Goal of the exercise →
Copy every line of the entries that includes the word "Monique".

Raw records →
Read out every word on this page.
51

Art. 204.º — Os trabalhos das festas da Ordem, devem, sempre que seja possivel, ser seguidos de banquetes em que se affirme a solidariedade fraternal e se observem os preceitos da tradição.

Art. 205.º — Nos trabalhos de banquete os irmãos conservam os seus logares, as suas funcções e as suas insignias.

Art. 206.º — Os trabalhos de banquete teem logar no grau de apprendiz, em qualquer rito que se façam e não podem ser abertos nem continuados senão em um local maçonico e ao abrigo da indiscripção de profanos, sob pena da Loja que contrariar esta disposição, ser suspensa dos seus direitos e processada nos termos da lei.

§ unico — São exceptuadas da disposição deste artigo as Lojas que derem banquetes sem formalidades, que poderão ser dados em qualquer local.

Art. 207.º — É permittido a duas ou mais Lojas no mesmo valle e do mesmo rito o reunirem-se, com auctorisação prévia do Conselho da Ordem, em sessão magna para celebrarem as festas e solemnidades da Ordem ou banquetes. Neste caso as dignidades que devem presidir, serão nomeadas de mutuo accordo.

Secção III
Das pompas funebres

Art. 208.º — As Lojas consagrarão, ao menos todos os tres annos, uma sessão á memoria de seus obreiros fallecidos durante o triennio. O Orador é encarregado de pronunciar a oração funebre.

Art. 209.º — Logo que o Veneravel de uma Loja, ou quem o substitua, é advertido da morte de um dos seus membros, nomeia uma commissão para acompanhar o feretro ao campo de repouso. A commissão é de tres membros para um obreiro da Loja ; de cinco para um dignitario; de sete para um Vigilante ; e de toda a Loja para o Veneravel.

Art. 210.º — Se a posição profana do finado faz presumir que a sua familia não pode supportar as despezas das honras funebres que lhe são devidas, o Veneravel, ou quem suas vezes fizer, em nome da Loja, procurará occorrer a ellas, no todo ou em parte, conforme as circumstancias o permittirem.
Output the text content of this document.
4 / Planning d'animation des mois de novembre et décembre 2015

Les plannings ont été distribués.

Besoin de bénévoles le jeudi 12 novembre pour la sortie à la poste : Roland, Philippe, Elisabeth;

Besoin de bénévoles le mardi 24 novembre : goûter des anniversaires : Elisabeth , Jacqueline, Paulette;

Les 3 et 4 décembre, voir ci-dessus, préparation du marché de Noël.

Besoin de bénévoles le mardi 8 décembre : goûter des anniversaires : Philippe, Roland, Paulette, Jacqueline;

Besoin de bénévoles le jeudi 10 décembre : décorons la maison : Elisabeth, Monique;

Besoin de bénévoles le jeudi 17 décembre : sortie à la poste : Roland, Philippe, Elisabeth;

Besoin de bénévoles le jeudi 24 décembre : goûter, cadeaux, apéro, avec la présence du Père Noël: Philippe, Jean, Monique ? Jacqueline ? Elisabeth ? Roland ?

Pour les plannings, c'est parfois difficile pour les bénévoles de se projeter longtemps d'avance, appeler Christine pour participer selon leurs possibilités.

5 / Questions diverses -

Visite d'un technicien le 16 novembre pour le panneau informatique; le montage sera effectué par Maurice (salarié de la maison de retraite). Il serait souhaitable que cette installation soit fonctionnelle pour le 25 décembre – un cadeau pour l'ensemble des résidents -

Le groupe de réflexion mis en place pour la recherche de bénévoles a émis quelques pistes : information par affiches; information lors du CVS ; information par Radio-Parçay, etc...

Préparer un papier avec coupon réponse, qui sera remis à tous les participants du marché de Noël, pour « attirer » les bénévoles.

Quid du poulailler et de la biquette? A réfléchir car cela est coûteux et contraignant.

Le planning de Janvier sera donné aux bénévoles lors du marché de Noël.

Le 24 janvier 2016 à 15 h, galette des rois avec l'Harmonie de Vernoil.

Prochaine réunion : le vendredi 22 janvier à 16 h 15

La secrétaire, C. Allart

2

...

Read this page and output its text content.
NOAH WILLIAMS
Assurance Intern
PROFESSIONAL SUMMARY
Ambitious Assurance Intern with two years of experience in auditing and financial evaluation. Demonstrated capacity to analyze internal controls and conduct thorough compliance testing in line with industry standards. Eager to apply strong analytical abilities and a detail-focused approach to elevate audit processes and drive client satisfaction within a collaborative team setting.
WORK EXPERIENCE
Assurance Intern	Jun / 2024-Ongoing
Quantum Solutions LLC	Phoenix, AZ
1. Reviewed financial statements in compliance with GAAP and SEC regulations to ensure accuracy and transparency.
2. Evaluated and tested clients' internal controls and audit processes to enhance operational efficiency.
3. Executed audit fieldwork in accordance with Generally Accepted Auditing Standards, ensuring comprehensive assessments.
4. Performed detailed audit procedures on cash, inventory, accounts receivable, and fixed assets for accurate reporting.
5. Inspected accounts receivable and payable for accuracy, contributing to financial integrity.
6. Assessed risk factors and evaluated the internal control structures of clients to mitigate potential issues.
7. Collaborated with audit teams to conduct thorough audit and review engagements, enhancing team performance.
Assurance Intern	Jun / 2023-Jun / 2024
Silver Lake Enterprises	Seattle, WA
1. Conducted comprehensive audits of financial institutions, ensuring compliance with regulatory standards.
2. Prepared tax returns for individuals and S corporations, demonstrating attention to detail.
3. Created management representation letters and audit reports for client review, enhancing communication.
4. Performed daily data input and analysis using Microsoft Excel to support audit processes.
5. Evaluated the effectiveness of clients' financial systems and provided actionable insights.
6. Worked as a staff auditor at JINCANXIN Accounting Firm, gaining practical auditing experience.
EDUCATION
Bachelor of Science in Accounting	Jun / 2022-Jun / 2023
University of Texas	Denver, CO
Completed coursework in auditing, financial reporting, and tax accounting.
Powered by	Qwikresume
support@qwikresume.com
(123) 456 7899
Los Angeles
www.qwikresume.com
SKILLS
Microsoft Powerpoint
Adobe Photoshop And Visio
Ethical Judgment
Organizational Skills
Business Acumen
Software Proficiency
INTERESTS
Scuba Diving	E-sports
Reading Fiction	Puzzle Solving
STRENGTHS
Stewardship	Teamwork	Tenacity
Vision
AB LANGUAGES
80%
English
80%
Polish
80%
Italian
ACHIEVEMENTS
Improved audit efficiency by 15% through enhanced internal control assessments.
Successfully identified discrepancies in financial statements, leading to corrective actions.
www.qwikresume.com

Response to this exercise →
Besoin de bénévoles le jeudi 10 décembre : décorons la maison : Elisabeth, Monique;
Besoin de bénévoles le jeudi 24 décembre : goûter, cadeaux, apéro, avec la présence du Père Noël: Philippe, Jean, Monique ? Jacqueline ? Elisabeth ? Roland ?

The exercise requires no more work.